** Exercise prompt **
Reproduce all entries precisely as they are written.

** Entries **
-----

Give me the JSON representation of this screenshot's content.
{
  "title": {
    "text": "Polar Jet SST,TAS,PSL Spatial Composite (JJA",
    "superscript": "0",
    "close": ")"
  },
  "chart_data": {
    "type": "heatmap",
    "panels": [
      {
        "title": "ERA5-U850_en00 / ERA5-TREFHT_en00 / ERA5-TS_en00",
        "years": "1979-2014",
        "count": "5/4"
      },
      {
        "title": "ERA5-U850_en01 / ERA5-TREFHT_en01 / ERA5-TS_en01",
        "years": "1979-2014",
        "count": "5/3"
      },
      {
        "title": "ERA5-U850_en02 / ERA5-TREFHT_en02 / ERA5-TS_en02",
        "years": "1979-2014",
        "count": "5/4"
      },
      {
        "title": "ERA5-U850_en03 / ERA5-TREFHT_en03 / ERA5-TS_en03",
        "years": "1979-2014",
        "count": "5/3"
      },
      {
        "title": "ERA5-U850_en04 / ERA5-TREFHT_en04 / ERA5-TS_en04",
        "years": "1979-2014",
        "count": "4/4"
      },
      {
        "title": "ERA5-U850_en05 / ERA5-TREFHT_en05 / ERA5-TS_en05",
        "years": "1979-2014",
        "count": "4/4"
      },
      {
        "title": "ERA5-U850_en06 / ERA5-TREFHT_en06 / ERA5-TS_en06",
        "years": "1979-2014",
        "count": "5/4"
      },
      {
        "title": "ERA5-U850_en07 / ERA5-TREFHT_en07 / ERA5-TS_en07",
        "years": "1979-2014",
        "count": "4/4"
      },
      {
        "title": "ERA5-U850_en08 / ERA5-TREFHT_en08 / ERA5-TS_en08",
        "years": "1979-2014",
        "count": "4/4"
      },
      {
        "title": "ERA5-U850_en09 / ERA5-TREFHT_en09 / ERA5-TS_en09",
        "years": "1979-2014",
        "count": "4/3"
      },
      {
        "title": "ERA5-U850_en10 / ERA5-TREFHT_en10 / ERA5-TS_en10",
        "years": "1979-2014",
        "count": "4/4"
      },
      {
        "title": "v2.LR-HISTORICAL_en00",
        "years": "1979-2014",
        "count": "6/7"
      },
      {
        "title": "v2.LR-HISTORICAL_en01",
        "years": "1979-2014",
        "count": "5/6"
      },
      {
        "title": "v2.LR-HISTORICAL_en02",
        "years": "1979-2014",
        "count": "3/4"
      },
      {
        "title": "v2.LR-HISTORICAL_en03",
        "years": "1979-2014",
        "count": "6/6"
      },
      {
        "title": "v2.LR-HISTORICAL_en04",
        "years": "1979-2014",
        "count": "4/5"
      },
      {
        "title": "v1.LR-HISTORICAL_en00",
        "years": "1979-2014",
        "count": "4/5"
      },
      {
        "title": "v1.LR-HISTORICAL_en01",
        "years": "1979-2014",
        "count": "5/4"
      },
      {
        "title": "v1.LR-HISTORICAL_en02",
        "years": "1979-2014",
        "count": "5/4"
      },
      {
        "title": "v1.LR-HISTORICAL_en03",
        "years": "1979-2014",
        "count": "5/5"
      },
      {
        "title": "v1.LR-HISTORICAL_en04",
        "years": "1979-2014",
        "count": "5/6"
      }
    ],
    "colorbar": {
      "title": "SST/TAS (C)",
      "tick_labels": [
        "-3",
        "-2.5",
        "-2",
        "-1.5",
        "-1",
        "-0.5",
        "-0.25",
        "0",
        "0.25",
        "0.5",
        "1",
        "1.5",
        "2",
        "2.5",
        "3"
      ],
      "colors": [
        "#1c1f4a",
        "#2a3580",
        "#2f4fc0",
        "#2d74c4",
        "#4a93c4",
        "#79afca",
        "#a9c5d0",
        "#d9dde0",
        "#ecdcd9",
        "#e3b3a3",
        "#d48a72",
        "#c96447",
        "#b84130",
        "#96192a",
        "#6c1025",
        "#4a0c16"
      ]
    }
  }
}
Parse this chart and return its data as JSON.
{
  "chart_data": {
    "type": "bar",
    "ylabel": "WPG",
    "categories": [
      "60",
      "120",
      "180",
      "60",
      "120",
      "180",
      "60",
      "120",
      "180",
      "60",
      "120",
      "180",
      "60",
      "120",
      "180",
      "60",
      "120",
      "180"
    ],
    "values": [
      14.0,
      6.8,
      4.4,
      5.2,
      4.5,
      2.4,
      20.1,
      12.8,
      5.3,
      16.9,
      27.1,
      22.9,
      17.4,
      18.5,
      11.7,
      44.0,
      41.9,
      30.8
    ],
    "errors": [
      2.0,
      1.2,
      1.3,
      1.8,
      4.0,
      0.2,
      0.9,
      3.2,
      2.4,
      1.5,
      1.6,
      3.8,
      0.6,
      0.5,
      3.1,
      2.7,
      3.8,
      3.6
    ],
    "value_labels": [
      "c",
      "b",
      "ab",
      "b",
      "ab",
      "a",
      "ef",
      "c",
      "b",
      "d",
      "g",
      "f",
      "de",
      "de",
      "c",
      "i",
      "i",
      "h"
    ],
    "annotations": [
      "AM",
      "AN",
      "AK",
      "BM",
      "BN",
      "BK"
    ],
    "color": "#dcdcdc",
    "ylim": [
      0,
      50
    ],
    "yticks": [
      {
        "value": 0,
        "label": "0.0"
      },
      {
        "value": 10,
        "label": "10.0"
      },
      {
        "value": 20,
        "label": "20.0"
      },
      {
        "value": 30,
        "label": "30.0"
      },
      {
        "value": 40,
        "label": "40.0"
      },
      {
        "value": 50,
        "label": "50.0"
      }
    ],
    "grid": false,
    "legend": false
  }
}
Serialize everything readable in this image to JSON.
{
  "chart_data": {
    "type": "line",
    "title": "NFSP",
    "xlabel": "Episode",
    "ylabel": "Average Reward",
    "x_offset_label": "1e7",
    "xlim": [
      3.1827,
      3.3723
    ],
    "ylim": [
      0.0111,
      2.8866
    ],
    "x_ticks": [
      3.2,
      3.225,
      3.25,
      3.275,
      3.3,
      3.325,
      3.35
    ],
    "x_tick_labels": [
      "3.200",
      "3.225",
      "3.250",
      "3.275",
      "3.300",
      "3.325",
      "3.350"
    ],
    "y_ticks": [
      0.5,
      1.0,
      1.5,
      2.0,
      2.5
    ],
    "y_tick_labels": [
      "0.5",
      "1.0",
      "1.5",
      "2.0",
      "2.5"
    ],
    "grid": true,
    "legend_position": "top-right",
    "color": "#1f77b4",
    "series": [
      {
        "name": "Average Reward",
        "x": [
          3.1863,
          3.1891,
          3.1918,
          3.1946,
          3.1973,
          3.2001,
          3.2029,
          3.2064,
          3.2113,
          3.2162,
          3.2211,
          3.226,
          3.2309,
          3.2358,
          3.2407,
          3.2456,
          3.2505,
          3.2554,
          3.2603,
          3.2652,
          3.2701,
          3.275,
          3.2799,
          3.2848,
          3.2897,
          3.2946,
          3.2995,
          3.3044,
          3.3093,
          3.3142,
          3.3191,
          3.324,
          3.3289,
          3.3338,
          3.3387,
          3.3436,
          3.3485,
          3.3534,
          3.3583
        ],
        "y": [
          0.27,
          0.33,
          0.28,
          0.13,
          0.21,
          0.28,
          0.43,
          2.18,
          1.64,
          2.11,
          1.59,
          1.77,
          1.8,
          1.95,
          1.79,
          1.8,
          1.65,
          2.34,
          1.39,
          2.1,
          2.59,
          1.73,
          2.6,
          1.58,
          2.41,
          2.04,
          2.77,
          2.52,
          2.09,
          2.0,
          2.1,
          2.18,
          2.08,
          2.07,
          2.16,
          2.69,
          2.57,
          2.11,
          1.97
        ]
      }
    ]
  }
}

-----

** Written answer **
Give me the JSON representation of this screenshot's content.
{
  "title": {
    "text": "Polar Jet SST,TAS,PSL Spatial Composite (JJA",
    "superscript": "0",
    "close": ")"
  },
  "chart_data": {
    "type": "heatmap",
    "panels": [
      {
        "title": "ERA5-U850_en00 / ERA5-TREFHT_en00 / ERA5-TS_en00",
        "years": "1979-2014",
        "count": "5/4"
      },
      {
        "title": "ERA5-U850_en01 / ERA5-TREFHT_en01 / ERA5-TS_en01",
        "years": "1979-2014",
        "count": "5/3"
      },
      {
        "title": "ERA5-U850_en02 / ERA5-TREFHT_en02 / ERA5-TS_en02",
        "years": "1979-2014",
        "count": "5/4"
      },
      {
        "title": "ERA5-U850_en03 / ERA5-TREFHT_en03 / ERA5-TS_en03",
        "years": "1979-2014",
        "count": "5/3"
      },
      {
        "title": "ERA5-U850_en04 / ERA5-TREFHT_en04 / ERA5-TS_en04",
        "years": "1979-2014",
        "count": "4/4"
      },
      {
        "title": "ERA5-U850_en05 / ERA5-TREFHT_en05 / ERA5-TS_en05",
        "years": "1979-2014",
        "count": "4/4"
      },
      {
        "title": "ERA5-U850_en06 / ERA5-TREFHT_en06 / ERA5-TS_en06",
        "years": "1979-2014",
        "count": "5/4"
      },
      {
        "title": "ERA5-U850_en07 / ERA5-TREFHT_en07 / ERA5-TS_en07",
        "years": "1979-2014",
        "count": "4/4"
      },
      {
        "title": "ERA5-U850_en08 / ERA5-TREFHT_en08 / ERA5-TS_en08",
        "years": "1979-2014",
        "count": "4/4"
      },
      {
        "title": "ERA5-U850_en09 / ERA5-TREFHT_en09 / ERA5-TS_en09",
        "years": "1979-2014",
        "count": "4/3"
      },
      {
        "title": "ERA5-U850_en10 / ERA5-TREFHT_en10 / ERA5-TS_en10",
        "years": "1979-2014",
        "count": "4/4"
      },
      {
        "title": "v2.LR-HISTORICAL_en00",
        "years": "1979-2014",
        "count": "6/7"
      },
      {
        "title": "v2.LR-HISTORICAL_en01",
        "years": "1979-2014",
        "count": "5/6"
      },
      {
        "title": "v2.LR-HISTORICAL_en02",
        "years": "1979-2014",
        "count": "3/4"
      },
      {
        "title": "v2.LR-HISTORICAL_en03",
        "years": "1979-2014",
        "count": "6/6"
      },
      {
        "title": "v2.LR-HISTORICAL_en04",
        "years": "1979-2014",
        "count": "4/5"
      },
      {
        "title": "v1.LR-HISTORICAL_en00",
        "years": "1979-2014",
        "count": "4/5"
      },
      {
        "title": "v1.LR-HISTORICAL_en01",
        "years": "1979-2014",
        "count": "5/4"
      },
      {
        "title": "v1.LR-HISTORICAL_en02",
        "years": "1979-2014",
        "count": "5/4"
      },
      {
        "title": "v1.LR-HISTORICAL_en03",
        "years": "1979-2014",
        "count": "5/5"
      },
      {
        "title": "v1.LR-HISTORICAL_en04",
        "years": "1979-2014",
        "count": "5/6"
      }
    ],
    "colorbar": {
      "title": "SST/TAS (C)",
      "tick_labels": [
        "-3",
        "-2.5",
        "-2",
        "-1.5",
        "-1",
        "-0.5",
        "-0.25",
        "0",
        "0.25",
        "0.5",
        "1",
        "1.5",
        "2",
        "2.5",
        "3"
      ],
      "colors": [
        "#1c1f4a",
        "#2a3580",
        "#2f4fc0",
        "#2d74c4",
        "#4a93c4",
        "#79afca",
        "#a9c5d0",
        "#d9dde0",
        "#ecdcd9",
        "#e3b3a3",
        "#d48a72",
        "#c96447",
        "#b84130",
        "#96192a",
        "#6c1025",
        "#4a0c16"
      ]
    }
  }
}
Parse this chart and return its data as JSON.
{
  "chart_data": {
    "type": "bar",
    "ylabel": "WPG",
    "categories": [
      "60",
      "120",
      "180",
      "60",
      "120",
      "180",
      "60",
      "120",
      "180",
      "60",
      "120",
      "180",
      "60",
      "120",
      "180",
      "60",
      "120",
      "180"
    ],
    "values": [
      14.0,
      6.8,
      4.4,
      5.2,
      4.5,
      2.4,
      20.1,
      12.8,
      5.3,
      16.9,
      27.1,
      22.9,
      17.4,
      18.5,
      11.7,
      44.0,
      41.9,
      30.8
    ],
    "errors": [
      2.0,
      1.2,
      1.3,
      1.8,
      4.0,
      0.2,
      0.9,
      3.2,
      2.4,
      1.5,
      1.6,
      3.8,
      0.6,
      0.5,
      3.1,
      2.7,
      3.8,
      3.6
    ],
    "value_labels": [
      "c",
      "b",
      "ab",
      "b",
      "ab",
      "a",
      "ef",
      "c",
      "b",
      "d",
      "g",
      "f",
      "de",
      "de",
      "c",
      "i",
      "i",
      "h"
    ],
    "annotations": [
      "AM",
      "AN",
      "AK",
      "BM",
      "BN",
      "BK"
    ],
    "color": "#dcdcdc",
    "ylim": [
      0,
      50
    ],
    "yticks": [
      {
        "value": 0,
        "label": "0.0"
      },
      {
        "value": 10,
        "label": "10.0"
      },
      {
        "value": 20,
        "label": "20.0"
      },
      {
        "value": 30,
        "label": "30.0"
      },
      {
        "value": 40,
        "label": "40.0"
      },
      {
        "value": 50,
        "label": "50.0"
      }
    ],
    "grid": false,
    "legend": false
  }
}
Serialize everything readable in this image to JSON.
{
  "chart_data": {
    "type": "line",
    "title": "NFSP",
    "xlabel": "Episode",
    "ylabel": "Average Reward",
    "x_offset_label": "1e7",
    "xlim": [
      3.1827,
      3.3723
    ],
    "ylim": [
      0.0111,
      2.8866
    ],
    "x_ticks": [
      3.2,
      3.225,
      3.25,
      3.275,
      3.3,
      3.325,
      3.35
    ],
    "x_tick_labels": [
      "3.200",
      "3.225",
      "3.250",
      "3.275",
      "3.300",
      "3.325",
      "3.350"
    ],
    "y_ticks": [
      0.5,
      1.0,
      1.5,
      2.0,
      2.5
    ],
    "y_tick_labels": [
      "0.5",
      "1.0",
      "1.5",
      "2.0",
      "2.5"
    ],
    "grid": true,
    "legend_position": "top-right",
    "color": "#1f77b4",
    "series": [
      {
        "name": "Average Reward",
        "x": [
          3.1863,
          3.1891,
          3.1918,
          3.1946,
          3.1973,
          3.2001,
          3.2029,
          3.2064,
          3.2113,
          3.2162,
          3.2211,
          3.226,
          3.2309,
          3.2358,
          3.2407,
          3.2456,
          3.2505,
          3.2554,
          3.2603,
          3.2652,
          3.2701,
          3.275,
          3.2799,
          3.2848,
          3.2897,
          3.2946,
          3.2995,
          3.3044,
          3.3093,
          3.3142,
          3.3191,
          3.324,
          3.3289,
          3.3338,
          3.3387,
          3.3436,
          3.3485,
          3.3534,
          3.3583
        ],
        "y": [
          0.27,
          0.33,
          0.28,
          0.13,
          0.21,
          0.28,
          0.43,
          2.18,
          1.64,
          2.11,
          1.59,
          1.77,
          1.8,
          1.95,
          1.79,
          1.8,
          1.65,
          2.34,
          1.39,
          2.1,
          2.59,
          1.73,
          2.6,
          1.58,
          2.41,
          2.04,
          2.77,
          2.52,
          2.09,
          2.0,
          2.1,
          2.18,
          2.08,
          2.07,
          2.16,
          2.69,
          2.57,
          2.11,
          1.97
        ]
      }
    ]
  }
}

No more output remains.